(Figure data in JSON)
****
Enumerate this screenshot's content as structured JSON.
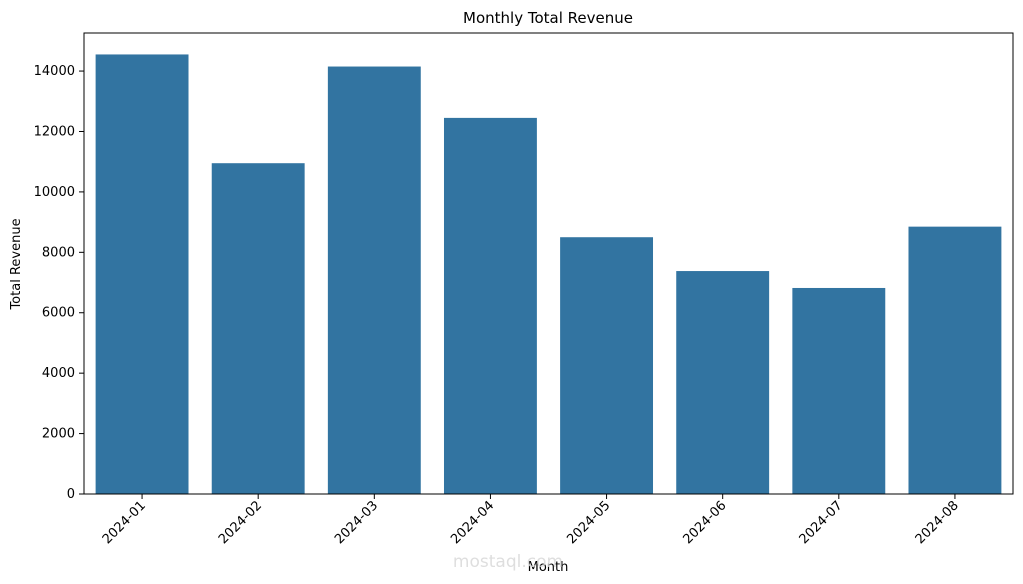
{
  "chart_data": {
    "type": "bar",
    "title": "Monthly Total Revenue",
    "xlabel": "Month",
    "ylabel": "Total Revenue",
    "categories": [
      "2024-01",
      "2024-02",
      "2024-03",
      "2024-04",
      "2024-05",
      "2024-06",
      "2024-07",
      "2024-08"
    ],
    "values": [
      14550,
      10950,
      14150,
      12450,
      8500,
      7380,
      6820,
      8850
    ],
    "ylim": [
      0,
      15260
    ],
    "yticks": [
      0,
      2000,
      4000,
      6000,
      8000,
      10000,
      12000,
      14000
    ],
    "grid": false,
    "legend": "none",
    "bar_color": "#3274a1",
    "x_tick_rotation": 45
  },
  "watermark": {
    "text": "mostaql.com"
  }
}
****
* **What you have to do**: Leave the pictures out and print the records above exactly as they stand.

* **Response below**:
Enumerate this screenshot's content as structured JSON.
{
  "chart_data": {
    "type": "bar",
    "title": "Monthly Total Revenue",
    "xlabel": "Month",
    "ylabel": "Total Revenue",
    "categories": [
      "2024-01",
      "2024-02",
      "2024-03",
      "2024-04",
      "2024-05",
      "2024-06",
      "2024-07",
      "2024-08"
    ],
    "values": [
      14550,
      10950,
      14150,
      12450,
      8500,
      7380,
      6820,
      8850
    ],
    "ylim": [
      0,
      15260
    ],
    "yticks": [
      0,
      2000,
      4000,
      6000,
      8000,
      10000,
      12000,
      14000
    ],
    "grid": false,
    "legend": "none",
    "bar_color": "#3274a1",
    "x_tick_rotation": 45
  },
  "watermark": {
    "text": "mostaql.com"
  }
}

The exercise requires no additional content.